TASK |
State how many lines of the data contain the word "złotych", and write nothing besides the number.

--- DATA EXTRACT ---

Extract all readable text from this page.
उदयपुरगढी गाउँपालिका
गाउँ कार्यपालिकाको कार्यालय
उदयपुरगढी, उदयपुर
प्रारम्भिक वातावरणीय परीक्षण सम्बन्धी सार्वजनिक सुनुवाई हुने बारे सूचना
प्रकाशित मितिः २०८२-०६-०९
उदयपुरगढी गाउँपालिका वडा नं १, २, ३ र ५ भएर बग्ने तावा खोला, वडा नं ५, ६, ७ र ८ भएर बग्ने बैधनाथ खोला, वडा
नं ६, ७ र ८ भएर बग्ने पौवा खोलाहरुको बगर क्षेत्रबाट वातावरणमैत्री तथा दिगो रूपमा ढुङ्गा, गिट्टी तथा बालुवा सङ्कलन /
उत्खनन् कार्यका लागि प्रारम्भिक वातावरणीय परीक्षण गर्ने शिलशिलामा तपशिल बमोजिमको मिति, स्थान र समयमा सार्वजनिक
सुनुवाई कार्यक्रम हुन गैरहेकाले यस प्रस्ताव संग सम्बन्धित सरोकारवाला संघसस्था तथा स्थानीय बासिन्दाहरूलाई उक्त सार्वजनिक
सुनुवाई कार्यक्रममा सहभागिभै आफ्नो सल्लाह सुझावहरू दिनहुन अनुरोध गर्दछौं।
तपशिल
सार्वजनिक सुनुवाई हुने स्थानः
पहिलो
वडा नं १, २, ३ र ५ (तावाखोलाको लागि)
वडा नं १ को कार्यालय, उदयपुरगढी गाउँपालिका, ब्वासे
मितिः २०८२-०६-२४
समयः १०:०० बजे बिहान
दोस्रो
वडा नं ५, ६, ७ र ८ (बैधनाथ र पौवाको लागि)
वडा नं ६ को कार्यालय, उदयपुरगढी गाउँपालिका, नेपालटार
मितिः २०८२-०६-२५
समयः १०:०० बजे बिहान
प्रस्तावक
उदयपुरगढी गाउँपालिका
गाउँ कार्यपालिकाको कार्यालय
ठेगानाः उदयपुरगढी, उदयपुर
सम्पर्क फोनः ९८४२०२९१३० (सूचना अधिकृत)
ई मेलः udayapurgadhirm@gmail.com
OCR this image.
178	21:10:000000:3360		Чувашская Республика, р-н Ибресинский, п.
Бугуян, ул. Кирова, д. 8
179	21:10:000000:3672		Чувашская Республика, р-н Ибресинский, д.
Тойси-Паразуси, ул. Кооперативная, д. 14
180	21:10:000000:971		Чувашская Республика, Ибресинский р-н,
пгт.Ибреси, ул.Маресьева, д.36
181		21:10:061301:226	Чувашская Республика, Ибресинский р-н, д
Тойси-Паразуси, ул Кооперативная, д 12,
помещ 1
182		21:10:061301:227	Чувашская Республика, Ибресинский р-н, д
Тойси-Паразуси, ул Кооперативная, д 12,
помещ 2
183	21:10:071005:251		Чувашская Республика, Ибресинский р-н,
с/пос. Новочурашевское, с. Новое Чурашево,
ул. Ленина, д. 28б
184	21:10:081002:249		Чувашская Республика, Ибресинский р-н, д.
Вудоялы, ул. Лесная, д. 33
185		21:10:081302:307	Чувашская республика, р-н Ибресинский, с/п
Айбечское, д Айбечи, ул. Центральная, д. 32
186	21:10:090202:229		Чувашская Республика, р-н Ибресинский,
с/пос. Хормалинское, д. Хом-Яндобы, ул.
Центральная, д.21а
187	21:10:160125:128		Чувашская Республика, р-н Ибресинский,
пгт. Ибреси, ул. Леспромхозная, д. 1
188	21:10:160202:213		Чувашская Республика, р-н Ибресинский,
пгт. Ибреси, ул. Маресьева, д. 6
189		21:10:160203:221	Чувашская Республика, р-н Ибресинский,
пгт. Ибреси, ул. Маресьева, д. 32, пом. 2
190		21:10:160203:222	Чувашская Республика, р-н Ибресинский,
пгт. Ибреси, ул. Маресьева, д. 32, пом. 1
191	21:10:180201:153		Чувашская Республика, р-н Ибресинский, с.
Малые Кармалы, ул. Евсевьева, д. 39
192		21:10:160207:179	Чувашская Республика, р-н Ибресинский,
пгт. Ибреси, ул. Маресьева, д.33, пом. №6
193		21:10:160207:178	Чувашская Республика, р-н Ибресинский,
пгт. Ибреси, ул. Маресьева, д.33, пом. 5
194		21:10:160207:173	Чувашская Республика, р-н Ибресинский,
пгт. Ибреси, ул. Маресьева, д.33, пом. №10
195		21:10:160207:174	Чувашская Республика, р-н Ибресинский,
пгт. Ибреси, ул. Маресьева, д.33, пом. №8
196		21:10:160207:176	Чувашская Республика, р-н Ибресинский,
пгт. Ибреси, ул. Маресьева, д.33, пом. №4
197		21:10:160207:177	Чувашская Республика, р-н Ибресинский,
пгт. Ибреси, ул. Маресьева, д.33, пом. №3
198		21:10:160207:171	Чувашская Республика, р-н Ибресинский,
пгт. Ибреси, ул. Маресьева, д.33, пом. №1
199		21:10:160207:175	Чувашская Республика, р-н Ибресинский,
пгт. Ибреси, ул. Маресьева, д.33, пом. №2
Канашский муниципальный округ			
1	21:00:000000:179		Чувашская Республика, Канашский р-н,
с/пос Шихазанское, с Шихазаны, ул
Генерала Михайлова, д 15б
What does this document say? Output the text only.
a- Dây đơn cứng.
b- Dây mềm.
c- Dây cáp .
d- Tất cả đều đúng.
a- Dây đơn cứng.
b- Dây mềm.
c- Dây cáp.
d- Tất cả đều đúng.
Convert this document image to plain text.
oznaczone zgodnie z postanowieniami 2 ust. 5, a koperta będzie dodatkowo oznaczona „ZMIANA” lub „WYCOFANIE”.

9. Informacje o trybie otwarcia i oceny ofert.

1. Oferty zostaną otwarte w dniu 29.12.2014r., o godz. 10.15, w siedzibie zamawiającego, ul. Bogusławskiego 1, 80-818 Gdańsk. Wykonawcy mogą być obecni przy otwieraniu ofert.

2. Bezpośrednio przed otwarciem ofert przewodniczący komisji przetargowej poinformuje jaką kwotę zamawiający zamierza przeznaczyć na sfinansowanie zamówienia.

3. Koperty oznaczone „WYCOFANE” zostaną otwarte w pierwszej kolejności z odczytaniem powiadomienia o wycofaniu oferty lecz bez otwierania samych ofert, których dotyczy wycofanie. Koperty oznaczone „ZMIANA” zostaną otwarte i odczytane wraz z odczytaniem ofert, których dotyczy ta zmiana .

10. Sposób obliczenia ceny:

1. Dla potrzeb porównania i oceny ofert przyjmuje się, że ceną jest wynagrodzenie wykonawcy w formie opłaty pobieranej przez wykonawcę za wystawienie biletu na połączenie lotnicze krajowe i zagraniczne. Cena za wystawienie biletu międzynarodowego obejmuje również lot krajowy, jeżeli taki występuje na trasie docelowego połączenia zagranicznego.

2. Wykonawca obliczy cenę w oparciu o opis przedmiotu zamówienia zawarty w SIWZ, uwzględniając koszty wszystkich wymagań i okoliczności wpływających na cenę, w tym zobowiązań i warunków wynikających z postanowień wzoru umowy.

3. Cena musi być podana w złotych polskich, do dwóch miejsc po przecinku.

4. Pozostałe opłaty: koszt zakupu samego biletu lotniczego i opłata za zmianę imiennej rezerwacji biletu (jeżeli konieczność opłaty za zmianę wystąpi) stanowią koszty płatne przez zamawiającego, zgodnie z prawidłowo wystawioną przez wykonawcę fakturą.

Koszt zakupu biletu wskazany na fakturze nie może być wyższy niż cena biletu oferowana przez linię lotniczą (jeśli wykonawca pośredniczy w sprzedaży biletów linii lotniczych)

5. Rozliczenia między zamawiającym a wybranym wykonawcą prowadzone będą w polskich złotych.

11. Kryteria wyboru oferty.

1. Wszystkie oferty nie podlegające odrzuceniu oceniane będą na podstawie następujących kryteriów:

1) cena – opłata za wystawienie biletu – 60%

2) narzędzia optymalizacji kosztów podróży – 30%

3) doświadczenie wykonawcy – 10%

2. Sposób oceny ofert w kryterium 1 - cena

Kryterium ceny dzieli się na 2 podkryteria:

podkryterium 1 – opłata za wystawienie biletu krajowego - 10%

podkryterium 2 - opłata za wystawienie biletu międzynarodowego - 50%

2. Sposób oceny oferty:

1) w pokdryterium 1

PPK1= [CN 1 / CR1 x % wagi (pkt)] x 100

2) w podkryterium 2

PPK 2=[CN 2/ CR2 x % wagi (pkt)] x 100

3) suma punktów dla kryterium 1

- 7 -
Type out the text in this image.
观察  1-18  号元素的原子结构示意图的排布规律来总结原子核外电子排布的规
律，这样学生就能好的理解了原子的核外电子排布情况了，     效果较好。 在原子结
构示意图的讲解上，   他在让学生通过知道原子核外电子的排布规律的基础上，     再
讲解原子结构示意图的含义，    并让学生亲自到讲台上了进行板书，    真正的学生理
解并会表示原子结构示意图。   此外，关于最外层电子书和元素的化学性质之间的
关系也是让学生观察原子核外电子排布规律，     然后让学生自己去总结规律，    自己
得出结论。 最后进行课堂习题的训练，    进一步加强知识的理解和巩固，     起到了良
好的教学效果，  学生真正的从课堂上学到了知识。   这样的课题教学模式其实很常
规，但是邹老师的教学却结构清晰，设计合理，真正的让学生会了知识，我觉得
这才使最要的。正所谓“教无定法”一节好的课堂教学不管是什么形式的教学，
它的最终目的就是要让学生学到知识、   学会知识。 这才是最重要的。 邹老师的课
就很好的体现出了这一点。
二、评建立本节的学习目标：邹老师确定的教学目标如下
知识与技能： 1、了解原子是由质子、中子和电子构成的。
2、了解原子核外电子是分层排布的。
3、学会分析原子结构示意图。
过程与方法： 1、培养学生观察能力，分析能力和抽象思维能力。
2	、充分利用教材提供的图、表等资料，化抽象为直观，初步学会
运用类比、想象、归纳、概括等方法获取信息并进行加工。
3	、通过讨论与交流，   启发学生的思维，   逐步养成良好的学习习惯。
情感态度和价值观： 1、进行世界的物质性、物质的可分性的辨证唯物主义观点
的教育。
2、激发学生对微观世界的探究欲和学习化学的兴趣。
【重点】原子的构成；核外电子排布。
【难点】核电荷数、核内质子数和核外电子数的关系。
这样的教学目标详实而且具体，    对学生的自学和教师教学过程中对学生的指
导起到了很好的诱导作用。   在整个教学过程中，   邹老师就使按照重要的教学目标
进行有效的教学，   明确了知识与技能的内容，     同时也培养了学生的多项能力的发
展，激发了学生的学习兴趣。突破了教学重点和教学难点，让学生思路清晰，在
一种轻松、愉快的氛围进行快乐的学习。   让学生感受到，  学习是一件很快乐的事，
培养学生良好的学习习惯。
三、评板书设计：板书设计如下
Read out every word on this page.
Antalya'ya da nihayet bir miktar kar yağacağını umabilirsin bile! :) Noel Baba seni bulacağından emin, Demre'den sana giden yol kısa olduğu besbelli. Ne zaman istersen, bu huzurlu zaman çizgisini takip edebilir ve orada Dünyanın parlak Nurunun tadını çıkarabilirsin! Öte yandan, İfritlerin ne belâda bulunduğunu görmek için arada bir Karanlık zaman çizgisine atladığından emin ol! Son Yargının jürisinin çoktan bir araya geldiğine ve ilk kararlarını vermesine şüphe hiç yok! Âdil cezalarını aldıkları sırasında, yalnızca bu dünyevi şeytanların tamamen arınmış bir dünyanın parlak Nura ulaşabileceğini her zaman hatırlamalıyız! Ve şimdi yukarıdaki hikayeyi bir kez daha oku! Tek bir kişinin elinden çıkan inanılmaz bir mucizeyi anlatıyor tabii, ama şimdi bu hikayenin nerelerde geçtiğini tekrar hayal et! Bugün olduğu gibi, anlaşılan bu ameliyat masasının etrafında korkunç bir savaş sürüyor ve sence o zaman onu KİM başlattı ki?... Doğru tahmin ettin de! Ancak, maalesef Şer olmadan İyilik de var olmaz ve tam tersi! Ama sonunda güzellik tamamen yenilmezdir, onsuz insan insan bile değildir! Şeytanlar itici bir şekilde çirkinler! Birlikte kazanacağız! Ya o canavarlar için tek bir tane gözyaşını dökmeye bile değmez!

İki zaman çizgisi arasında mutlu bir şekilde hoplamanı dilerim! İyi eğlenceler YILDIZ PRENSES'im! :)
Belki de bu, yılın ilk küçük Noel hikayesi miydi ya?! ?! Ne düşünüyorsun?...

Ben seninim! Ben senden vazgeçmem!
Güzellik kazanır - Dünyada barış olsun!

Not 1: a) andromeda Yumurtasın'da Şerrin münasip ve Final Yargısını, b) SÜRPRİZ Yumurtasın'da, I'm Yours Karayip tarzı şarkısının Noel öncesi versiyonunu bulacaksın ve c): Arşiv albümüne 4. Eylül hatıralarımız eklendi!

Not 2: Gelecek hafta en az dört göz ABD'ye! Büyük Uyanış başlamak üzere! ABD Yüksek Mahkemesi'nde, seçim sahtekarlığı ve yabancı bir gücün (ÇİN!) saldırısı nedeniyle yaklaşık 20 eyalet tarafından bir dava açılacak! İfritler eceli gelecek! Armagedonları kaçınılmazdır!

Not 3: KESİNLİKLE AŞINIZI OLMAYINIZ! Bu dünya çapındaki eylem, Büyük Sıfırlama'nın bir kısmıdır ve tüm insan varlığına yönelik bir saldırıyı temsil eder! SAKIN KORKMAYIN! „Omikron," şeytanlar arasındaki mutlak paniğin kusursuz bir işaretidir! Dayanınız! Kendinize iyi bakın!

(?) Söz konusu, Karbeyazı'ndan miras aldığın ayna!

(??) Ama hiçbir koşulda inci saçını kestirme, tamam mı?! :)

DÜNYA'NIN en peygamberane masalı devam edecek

---

FINISHED ANSWER |
2